- _AIM OF THE EXERCISE_
Copy verbatim the stretch from the first line of the records through the line containing "data-point-diamond xyxy=(650,565,671,599)", with both ends included. Leave out every line after it.

** Begin RECORDS SUPPLIED **

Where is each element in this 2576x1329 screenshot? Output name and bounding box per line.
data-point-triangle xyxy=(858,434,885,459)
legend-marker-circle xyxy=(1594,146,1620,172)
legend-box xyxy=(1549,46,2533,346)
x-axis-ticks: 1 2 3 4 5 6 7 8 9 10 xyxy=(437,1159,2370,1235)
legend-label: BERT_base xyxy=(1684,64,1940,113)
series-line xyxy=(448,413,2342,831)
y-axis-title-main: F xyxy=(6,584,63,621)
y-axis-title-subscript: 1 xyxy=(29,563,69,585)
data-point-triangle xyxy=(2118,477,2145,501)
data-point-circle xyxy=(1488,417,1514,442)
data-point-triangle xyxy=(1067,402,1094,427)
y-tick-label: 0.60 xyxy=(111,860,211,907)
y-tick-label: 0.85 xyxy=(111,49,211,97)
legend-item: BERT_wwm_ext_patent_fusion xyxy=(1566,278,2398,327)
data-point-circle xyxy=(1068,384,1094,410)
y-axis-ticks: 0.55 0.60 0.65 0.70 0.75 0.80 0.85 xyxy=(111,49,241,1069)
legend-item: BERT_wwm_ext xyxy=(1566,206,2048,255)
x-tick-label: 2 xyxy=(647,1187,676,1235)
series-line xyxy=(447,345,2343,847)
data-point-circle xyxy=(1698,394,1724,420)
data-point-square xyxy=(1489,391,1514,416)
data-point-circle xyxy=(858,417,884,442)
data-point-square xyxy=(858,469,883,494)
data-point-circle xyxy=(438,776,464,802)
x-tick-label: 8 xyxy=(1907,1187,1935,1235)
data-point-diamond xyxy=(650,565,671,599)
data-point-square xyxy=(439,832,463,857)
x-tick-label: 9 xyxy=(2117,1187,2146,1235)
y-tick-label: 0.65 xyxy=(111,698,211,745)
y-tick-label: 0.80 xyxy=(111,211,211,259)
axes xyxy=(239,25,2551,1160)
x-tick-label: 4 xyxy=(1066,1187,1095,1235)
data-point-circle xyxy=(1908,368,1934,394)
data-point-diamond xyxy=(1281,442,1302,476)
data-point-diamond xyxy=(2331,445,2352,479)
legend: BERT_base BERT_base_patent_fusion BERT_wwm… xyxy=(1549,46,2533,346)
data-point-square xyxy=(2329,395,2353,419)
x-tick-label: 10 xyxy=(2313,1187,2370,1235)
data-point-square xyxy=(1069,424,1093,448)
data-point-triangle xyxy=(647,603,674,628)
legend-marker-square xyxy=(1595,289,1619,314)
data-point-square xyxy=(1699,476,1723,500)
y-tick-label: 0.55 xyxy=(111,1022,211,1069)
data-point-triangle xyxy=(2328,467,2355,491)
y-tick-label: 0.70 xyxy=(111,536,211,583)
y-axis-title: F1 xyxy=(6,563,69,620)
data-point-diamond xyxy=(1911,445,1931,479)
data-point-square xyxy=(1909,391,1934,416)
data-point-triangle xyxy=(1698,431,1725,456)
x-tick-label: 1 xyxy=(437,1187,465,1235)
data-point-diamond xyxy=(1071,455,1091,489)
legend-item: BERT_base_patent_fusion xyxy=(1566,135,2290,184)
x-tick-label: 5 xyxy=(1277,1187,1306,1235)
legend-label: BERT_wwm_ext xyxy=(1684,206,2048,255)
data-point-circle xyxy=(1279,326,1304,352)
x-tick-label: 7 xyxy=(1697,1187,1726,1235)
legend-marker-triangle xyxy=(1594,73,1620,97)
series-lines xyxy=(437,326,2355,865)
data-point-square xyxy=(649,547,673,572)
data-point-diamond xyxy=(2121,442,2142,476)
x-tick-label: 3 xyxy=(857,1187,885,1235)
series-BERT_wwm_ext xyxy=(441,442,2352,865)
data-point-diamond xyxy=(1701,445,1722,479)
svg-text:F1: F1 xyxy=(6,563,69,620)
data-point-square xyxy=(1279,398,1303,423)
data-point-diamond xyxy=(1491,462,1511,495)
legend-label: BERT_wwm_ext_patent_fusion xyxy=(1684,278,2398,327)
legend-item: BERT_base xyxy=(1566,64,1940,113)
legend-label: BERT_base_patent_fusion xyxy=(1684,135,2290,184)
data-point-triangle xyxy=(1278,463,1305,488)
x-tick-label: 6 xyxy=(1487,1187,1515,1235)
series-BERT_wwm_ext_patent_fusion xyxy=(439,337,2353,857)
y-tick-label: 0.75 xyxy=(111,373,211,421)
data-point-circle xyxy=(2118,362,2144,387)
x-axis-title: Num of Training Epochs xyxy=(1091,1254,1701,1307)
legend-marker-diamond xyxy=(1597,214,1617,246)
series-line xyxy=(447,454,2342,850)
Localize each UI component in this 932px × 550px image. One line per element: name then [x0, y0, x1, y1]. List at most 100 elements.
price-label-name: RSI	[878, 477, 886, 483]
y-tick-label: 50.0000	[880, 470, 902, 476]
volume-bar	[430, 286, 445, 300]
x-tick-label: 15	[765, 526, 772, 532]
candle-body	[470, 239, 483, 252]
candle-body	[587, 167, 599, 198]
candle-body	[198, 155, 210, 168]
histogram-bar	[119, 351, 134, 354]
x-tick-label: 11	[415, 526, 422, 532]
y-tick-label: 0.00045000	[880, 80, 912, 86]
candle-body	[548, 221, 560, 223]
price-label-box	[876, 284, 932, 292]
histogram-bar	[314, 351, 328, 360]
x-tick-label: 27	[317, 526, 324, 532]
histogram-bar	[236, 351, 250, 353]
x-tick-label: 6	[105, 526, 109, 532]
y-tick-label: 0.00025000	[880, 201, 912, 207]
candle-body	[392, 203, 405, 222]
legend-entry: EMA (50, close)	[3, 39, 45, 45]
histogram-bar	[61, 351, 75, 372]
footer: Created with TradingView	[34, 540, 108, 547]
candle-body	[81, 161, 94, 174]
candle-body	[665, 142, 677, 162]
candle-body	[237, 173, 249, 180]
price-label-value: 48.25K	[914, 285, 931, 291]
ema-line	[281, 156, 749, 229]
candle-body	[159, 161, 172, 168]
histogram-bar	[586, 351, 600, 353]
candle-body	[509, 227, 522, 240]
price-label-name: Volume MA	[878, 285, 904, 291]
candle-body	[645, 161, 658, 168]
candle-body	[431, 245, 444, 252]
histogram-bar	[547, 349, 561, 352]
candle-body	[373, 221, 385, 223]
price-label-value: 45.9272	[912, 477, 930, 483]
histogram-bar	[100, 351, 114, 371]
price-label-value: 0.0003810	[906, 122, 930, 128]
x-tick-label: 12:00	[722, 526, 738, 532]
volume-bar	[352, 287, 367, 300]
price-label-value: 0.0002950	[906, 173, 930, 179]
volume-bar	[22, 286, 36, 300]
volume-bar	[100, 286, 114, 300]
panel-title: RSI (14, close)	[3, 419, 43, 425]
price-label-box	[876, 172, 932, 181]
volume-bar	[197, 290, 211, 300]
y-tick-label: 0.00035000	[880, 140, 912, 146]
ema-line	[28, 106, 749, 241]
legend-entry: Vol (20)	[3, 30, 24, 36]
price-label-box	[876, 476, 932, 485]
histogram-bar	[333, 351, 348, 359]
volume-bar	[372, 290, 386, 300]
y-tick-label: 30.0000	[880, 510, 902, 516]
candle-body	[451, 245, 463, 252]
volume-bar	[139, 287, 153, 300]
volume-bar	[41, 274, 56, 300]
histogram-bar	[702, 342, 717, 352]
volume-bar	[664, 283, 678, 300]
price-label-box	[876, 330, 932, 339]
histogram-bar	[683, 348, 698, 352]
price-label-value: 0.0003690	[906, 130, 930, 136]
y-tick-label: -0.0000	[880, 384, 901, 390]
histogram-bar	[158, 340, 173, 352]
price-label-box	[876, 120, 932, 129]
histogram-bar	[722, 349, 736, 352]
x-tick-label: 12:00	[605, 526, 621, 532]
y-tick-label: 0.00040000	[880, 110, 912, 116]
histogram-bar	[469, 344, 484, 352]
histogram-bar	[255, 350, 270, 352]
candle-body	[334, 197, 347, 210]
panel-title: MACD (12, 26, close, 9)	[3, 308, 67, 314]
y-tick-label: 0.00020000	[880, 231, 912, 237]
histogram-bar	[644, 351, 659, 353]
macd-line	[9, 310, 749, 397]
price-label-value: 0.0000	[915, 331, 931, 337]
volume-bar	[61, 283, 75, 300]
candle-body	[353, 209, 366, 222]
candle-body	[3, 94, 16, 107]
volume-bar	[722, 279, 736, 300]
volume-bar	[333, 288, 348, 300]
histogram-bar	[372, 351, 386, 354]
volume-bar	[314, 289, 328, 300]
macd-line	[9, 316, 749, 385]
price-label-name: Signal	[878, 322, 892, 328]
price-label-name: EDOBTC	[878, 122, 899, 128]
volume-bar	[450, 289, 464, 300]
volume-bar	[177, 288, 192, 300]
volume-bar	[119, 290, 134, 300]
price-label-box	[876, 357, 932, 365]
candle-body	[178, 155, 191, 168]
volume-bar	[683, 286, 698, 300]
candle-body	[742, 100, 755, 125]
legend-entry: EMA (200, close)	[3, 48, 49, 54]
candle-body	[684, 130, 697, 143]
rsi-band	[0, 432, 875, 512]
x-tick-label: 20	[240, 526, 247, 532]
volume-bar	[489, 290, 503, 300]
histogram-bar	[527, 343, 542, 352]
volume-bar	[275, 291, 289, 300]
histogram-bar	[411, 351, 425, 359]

** End RECORDS SUPPLIED **

- _SOLUTION FOR THIS TASK_
Where is each element in this 2576x1329 screenshot? Output name and bounding box per line.
data-point-triangle xyxy=(858,434,885,459)
legend-marker-circle xyxy=(1594,146,1620,172)
legend-box xyxy=(1549,46,2533,346)
x-axis-ticks: 1 2 3 4 5 6 7 8 9 10 xyxy=(437,1159,2370,1235)
legend-label: BERT_base xyxy=(1684,64,1940,113)
series-line xyxy=(448,413,2342,831)
y-axis-title-main: F xyxy=(6,584,63,621)
y-axis-title-subscript: 1 xyxy=(29,563,69,585)
data-point-triangle xyxy=(2118,477,2145,501)
data-point-circle xyxy=(1488,417,1514,442)
data-point-triangle xyxy=(1067,402,1094,427)
y-tick-label: 0.60 xyxy=(111,860,211,907)
y-tick-label: 0.85 xyxy=(111,49,211,97)
legend-item: BERT_wwm_ext_patent_fusion xyxy=(1566,278,2398,327)
data-point-circle xyxy=(1068,384,1094,410)
y-axis-ticks: 0.55 0.60 0.65 0.70 0.75 0.80 0.85 xyxy=(111,49,241,1069)
legend-item: BERT_wwm_ext xyxy=(1566,206,2048,255)
x-tick-label: 2 xyxy=(647,1187,676,1235)
series-line xyxy=(447,345,2343,847)
data-point-circle xyxy=(1698,394,1724,420)
data-point-square xyxy=(1489,391,1514,416)
data-point-circle xyxy=(858,417,884,442)
data-point-square xyxy=(858,469,883,494)
data-point-circle xyxy=(438,776,464,802)
x-tick-label: 8 xyxy=(1907,1187,1935,1235)
data-point-diamond xyxy=(650,565,671,599)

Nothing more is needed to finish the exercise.